§ **Structured figure records**
start
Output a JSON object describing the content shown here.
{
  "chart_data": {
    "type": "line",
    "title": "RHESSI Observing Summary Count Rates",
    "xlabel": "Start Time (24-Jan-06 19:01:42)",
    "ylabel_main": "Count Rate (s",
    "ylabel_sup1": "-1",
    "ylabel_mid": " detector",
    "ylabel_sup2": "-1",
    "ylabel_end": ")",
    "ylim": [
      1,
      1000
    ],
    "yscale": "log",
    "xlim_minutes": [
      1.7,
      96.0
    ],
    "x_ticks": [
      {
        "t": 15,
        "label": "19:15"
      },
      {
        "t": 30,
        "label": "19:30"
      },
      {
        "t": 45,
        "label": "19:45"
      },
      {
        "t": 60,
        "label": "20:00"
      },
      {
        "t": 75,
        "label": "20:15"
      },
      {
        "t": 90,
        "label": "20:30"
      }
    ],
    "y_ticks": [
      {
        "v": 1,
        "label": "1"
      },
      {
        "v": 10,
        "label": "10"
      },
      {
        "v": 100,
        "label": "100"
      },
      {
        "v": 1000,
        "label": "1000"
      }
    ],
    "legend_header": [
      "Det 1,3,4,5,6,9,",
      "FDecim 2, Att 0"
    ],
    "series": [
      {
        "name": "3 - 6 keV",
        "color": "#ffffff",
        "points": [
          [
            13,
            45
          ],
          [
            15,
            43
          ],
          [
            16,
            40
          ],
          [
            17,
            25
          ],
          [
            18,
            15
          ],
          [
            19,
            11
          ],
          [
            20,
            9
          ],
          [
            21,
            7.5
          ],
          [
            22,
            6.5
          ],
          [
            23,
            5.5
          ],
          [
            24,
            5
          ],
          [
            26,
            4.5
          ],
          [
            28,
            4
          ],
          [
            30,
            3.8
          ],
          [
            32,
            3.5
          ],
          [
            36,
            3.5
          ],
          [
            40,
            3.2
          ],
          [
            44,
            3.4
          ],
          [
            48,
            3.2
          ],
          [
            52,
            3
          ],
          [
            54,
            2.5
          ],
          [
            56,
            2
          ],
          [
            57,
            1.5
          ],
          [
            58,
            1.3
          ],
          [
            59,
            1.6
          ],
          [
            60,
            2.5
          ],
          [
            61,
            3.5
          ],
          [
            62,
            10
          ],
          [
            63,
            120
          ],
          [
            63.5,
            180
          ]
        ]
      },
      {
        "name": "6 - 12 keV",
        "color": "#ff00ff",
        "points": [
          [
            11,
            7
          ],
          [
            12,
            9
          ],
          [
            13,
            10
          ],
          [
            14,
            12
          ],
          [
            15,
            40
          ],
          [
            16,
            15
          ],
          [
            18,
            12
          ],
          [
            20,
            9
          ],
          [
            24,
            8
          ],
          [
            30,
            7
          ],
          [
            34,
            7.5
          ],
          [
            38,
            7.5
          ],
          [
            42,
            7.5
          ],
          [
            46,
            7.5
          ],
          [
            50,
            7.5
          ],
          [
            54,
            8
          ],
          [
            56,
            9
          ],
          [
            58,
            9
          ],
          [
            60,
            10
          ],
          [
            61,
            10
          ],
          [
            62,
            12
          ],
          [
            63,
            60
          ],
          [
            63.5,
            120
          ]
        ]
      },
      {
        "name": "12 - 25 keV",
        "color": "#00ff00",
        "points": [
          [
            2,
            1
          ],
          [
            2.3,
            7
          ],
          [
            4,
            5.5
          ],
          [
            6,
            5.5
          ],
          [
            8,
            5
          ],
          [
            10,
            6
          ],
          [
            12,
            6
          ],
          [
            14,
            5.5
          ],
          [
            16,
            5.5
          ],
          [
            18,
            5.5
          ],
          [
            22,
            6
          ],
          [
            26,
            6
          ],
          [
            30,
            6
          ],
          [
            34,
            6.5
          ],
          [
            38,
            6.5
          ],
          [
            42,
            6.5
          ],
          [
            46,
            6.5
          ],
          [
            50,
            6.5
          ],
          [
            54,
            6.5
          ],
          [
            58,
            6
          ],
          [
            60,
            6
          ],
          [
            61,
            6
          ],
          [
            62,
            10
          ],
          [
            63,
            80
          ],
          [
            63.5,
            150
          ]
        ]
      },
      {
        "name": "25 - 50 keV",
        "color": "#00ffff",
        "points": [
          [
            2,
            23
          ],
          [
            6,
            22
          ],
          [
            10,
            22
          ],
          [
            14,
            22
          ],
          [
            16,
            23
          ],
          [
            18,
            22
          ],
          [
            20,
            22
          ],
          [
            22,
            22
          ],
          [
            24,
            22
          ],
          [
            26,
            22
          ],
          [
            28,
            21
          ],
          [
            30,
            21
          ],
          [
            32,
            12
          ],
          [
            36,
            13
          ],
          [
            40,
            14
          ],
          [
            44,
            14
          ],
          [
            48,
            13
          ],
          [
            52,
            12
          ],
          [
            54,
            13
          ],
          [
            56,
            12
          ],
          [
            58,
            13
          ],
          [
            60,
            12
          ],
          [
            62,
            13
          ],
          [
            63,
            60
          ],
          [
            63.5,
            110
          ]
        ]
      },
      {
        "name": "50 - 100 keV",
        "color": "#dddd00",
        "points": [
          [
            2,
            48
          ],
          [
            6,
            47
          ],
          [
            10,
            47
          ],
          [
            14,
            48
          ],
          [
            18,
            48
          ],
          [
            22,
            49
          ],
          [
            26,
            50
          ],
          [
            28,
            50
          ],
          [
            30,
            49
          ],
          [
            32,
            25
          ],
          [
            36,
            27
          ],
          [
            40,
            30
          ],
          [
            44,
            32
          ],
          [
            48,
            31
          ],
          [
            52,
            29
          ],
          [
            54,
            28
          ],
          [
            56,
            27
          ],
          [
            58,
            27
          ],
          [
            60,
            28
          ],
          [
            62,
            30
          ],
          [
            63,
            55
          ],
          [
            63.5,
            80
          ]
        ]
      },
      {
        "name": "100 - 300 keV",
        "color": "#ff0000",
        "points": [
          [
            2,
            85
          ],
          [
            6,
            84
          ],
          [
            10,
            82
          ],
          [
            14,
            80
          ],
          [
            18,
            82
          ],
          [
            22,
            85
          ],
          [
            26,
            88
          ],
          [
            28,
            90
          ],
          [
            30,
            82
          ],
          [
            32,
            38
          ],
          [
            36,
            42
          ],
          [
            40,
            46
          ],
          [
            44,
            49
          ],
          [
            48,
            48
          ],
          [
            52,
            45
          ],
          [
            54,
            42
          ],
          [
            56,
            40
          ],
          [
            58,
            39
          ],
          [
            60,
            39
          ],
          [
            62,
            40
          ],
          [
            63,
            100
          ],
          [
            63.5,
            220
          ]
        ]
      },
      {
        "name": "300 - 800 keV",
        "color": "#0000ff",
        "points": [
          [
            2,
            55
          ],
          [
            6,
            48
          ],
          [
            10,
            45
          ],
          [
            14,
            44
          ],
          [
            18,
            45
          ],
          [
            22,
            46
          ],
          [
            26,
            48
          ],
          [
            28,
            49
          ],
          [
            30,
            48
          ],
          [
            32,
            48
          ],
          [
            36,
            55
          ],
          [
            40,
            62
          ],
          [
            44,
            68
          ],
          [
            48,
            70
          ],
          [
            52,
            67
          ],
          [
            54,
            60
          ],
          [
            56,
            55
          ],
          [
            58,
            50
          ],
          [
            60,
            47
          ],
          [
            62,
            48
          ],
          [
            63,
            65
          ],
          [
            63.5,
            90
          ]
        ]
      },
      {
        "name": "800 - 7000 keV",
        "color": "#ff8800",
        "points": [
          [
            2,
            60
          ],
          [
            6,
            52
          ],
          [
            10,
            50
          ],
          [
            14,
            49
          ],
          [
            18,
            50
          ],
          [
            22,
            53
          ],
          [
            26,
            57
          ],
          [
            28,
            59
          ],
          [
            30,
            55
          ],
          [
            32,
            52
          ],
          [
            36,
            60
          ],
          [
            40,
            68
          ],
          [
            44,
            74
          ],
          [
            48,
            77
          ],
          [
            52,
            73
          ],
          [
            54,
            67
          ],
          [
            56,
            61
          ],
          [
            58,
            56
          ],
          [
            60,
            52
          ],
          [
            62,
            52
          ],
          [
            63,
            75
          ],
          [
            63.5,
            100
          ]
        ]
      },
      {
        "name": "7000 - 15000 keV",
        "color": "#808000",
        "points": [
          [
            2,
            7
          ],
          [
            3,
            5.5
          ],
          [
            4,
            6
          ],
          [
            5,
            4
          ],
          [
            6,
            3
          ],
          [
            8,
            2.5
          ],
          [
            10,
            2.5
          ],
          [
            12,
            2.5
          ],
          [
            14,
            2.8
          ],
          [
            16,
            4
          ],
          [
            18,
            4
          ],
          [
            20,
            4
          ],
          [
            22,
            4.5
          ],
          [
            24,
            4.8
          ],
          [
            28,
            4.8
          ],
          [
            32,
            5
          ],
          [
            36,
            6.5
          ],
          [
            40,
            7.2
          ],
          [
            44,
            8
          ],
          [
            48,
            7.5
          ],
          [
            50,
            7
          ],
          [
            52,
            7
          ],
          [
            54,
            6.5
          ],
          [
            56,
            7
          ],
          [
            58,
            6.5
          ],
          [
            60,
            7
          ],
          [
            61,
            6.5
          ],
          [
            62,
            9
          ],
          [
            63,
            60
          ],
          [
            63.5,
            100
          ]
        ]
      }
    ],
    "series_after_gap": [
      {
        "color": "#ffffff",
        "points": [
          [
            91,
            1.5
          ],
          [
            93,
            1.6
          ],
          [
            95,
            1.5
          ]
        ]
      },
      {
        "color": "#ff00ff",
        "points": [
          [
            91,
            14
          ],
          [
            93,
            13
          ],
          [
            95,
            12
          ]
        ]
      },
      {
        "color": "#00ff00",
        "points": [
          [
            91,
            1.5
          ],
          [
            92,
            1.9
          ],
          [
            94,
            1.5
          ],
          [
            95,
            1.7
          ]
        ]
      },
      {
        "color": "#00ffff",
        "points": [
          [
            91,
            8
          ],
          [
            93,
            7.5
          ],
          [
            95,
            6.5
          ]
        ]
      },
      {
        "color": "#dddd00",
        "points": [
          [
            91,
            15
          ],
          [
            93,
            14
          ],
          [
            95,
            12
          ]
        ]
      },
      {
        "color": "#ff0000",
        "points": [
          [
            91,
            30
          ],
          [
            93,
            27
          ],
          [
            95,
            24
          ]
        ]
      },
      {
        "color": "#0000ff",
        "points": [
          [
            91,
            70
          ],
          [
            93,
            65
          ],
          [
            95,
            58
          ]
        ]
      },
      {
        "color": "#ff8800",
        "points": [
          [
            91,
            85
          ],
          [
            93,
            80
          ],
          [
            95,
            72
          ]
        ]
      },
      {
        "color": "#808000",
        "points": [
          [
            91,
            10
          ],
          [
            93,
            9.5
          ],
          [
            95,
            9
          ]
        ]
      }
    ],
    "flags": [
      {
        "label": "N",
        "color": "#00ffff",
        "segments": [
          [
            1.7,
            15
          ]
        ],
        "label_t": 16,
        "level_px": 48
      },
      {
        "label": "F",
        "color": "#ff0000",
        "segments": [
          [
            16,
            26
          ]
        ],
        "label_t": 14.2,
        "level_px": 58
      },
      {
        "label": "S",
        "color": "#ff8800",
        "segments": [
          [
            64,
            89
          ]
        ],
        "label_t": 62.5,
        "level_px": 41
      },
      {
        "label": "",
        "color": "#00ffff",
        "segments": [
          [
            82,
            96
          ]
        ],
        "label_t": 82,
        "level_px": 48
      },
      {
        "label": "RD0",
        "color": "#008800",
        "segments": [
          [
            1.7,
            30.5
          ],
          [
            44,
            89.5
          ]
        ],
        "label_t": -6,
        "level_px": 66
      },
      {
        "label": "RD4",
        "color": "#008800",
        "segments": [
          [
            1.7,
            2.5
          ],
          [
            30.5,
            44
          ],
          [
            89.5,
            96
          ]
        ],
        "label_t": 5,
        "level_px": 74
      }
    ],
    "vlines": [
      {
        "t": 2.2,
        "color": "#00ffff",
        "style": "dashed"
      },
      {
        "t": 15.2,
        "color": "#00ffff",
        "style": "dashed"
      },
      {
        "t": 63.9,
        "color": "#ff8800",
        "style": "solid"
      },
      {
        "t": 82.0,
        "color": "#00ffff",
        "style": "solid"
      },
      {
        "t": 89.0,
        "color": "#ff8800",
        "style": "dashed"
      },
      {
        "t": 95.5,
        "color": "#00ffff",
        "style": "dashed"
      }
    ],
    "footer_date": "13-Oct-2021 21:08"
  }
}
end
§ **Task requirements**
Pick out each line containing "name" and report it.

§ **Finished task**
        "name": "3 - 6 keV",
        "name": "6 - 12 keV",
        "name": "12 - 25 keV",
        "name": "25 - 50 keV",
        "name": "50 - 100 keV",
        "name": "100 - 300 keV",
        "name": "300 - 800 keV",
        "name": "800 - 7000 keV",
        "name": "7000 - 15000 keV",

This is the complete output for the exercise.